Select and reproduce each line of the listing below that bears the string "BD国语".
>> Begin Stored rows
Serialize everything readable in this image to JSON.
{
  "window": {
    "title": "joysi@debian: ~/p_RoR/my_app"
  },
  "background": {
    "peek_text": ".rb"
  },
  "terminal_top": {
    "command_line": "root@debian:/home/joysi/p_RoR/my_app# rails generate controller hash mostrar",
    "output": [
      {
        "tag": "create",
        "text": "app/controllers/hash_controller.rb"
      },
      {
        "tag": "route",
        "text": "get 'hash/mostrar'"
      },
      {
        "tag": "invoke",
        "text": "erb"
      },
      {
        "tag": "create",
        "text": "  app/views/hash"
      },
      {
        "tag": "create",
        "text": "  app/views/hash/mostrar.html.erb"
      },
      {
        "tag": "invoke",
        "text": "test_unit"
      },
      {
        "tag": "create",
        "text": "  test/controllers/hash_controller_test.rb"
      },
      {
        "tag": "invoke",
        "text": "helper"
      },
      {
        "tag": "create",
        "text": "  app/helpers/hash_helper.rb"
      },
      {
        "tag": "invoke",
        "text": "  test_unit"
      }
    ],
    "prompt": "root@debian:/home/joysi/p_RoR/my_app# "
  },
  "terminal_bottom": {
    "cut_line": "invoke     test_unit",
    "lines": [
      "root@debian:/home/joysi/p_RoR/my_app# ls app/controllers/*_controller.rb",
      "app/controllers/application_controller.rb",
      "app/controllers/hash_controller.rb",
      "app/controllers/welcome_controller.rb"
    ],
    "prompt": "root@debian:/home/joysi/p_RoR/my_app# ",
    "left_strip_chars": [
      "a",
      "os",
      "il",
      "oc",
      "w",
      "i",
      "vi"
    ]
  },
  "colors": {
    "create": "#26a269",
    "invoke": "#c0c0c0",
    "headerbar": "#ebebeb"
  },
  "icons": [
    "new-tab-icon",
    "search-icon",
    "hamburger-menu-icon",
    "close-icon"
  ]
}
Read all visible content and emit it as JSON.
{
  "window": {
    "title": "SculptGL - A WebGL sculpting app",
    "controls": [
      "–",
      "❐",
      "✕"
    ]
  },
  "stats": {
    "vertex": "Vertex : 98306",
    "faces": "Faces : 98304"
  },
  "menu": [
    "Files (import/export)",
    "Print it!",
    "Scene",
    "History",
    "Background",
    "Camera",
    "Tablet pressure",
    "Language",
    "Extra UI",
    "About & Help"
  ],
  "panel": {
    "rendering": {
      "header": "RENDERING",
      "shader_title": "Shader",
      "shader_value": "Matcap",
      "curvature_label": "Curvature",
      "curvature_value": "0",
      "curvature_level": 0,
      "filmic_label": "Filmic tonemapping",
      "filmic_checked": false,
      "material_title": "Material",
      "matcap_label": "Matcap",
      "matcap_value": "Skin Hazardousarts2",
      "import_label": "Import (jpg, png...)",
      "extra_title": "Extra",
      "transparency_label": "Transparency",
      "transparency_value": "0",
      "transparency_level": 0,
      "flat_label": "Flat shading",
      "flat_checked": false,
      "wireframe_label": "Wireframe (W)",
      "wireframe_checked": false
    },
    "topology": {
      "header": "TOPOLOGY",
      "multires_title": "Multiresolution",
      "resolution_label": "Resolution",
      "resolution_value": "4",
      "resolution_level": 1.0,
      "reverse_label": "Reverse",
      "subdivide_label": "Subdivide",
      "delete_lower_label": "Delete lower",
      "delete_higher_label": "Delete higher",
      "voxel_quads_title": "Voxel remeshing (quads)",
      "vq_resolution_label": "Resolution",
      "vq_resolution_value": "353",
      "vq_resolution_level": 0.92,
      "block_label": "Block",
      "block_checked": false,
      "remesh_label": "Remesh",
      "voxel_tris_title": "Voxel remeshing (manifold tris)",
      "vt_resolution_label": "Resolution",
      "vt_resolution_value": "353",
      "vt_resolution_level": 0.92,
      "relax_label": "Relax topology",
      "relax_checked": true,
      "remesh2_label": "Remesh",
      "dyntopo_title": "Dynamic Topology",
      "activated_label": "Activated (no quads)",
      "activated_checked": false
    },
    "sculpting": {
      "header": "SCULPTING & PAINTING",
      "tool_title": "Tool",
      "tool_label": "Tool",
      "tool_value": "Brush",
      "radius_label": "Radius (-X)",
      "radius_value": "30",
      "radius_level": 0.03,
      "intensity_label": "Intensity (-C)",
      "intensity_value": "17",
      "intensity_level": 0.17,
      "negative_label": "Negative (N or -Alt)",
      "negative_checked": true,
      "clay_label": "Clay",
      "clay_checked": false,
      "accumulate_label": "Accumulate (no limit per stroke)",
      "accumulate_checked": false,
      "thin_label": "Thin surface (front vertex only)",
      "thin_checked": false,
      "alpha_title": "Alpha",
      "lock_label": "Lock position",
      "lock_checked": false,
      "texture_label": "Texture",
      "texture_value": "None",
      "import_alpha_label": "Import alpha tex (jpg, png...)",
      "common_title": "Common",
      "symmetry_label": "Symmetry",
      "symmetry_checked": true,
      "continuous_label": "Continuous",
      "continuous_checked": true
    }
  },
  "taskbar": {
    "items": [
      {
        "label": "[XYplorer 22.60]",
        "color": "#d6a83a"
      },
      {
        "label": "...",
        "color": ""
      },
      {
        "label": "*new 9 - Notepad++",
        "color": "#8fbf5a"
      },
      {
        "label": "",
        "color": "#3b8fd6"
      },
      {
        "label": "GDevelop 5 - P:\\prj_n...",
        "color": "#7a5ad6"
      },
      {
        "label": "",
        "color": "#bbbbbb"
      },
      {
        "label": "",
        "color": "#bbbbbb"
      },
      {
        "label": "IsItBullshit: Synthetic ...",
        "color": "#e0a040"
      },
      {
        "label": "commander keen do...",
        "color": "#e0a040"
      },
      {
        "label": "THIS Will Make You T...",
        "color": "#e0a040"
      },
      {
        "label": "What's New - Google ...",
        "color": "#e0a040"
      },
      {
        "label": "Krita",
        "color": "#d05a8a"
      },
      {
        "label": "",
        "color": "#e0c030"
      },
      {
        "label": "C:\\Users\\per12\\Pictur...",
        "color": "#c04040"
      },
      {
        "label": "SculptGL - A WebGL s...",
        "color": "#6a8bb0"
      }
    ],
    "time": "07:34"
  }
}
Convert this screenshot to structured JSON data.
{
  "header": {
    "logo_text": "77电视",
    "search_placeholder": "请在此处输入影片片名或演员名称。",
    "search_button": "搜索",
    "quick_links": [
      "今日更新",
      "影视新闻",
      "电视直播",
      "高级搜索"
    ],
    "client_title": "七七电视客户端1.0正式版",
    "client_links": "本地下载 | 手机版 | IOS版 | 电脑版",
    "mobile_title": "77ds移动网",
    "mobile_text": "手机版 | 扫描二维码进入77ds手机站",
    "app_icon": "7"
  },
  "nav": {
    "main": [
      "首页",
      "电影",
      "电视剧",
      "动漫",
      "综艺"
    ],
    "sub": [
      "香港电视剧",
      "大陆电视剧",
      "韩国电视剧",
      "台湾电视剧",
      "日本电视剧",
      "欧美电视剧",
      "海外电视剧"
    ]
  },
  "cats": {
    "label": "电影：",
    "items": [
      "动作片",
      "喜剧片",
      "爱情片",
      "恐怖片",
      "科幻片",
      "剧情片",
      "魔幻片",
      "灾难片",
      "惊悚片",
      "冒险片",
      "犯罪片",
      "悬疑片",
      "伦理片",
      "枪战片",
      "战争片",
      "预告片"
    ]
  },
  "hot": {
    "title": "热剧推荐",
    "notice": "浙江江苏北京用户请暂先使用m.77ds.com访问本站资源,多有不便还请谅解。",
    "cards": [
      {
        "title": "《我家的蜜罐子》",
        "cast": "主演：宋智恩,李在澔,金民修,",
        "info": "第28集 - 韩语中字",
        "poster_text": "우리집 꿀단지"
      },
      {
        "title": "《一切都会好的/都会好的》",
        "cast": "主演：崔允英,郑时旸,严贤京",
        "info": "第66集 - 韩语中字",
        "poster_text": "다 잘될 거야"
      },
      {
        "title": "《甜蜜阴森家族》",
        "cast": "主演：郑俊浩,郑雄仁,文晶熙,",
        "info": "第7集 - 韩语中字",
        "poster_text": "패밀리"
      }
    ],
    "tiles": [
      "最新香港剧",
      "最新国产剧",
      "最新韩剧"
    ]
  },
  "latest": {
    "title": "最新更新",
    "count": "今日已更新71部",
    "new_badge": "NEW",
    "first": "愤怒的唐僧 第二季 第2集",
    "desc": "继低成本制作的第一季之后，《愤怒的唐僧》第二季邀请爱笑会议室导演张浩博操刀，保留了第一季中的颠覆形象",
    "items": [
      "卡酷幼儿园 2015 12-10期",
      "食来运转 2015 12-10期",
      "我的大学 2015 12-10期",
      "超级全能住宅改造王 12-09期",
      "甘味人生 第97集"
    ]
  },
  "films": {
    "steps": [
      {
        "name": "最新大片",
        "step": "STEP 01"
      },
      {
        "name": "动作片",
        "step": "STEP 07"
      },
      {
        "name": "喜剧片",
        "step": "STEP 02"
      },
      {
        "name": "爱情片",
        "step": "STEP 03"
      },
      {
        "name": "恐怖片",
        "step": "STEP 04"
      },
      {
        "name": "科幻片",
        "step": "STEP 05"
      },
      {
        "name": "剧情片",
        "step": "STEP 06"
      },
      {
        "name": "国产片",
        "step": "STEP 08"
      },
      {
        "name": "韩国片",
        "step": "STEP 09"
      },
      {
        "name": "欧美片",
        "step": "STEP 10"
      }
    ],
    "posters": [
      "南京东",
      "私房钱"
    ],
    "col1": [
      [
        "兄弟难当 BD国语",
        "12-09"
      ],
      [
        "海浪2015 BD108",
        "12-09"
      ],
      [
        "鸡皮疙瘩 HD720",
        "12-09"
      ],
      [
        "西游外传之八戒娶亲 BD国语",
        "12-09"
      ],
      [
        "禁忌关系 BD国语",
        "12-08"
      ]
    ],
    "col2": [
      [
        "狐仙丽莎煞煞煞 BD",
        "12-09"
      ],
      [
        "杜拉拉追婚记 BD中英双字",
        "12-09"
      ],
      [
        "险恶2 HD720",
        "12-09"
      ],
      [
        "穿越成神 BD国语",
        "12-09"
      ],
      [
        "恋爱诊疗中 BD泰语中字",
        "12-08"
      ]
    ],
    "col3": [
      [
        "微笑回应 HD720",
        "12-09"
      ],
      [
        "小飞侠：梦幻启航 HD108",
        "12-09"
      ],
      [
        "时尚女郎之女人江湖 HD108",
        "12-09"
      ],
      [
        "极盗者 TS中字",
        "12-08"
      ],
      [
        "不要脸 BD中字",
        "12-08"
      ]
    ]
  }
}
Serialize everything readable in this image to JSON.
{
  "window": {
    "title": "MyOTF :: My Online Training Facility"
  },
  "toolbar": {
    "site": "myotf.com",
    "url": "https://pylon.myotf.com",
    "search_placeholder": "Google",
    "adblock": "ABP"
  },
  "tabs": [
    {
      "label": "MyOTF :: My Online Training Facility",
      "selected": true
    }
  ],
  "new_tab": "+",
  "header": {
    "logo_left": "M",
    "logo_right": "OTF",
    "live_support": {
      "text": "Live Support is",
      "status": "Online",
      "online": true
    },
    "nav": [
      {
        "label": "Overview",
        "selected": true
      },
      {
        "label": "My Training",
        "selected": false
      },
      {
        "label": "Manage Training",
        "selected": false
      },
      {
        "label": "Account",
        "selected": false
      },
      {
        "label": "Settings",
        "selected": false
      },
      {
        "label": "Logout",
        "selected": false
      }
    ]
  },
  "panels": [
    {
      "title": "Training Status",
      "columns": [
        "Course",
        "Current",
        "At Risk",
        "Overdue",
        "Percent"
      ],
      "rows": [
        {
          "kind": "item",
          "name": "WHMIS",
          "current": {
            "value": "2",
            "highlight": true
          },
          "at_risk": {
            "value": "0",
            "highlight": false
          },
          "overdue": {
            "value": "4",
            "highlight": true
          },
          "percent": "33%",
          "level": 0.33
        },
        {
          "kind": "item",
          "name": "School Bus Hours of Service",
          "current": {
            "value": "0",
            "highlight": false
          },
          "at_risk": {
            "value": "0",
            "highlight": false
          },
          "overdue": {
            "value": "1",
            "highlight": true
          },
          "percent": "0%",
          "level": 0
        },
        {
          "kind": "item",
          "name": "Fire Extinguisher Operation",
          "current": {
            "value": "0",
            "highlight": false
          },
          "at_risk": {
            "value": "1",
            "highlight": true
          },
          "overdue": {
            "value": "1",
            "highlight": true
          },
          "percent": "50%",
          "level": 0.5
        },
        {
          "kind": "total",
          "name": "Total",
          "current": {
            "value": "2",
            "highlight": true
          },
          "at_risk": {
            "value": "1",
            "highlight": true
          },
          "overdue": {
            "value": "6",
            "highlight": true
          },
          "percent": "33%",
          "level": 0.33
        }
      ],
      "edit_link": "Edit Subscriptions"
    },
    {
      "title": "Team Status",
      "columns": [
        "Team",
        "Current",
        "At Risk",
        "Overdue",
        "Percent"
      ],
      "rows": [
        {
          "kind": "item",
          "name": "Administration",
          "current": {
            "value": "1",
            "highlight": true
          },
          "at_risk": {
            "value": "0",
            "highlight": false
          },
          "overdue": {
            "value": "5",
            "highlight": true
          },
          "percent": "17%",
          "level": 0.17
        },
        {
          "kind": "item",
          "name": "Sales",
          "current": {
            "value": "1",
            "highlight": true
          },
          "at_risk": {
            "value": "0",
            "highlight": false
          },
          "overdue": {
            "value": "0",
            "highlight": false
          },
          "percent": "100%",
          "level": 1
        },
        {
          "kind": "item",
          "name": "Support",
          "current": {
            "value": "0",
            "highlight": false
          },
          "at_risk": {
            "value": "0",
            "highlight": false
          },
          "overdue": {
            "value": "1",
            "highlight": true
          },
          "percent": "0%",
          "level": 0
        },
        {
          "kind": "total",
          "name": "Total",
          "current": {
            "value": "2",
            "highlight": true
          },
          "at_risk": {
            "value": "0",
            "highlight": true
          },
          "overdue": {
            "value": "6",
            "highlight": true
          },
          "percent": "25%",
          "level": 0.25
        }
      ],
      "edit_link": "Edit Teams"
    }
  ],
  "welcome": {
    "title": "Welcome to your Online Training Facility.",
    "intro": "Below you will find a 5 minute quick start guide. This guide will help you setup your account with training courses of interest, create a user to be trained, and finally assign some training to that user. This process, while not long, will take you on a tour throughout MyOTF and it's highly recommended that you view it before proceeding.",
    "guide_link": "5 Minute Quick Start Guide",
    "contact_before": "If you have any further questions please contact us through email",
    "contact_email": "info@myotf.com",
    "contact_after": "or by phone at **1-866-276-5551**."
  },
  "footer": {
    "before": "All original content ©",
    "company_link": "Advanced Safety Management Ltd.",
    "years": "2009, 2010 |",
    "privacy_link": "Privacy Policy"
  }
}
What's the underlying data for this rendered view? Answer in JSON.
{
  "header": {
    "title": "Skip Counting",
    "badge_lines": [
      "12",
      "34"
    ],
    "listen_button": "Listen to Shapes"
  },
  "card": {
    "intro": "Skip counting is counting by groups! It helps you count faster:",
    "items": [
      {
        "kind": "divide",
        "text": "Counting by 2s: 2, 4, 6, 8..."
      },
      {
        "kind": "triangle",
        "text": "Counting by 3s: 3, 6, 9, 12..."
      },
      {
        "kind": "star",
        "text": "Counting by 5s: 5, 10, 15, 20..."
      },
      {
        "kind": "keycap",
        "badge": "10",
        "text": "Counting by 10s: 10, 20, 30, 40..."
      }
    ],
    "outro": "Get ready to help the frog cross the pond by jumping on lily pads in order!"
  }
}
>> End Stored rows
Complete response
        "兄弟难当 BD国语",
        "西游外传之八戒娶亲 BD国语",
        "禁忌关系 BD国语",
        "穿越成神 BD国语",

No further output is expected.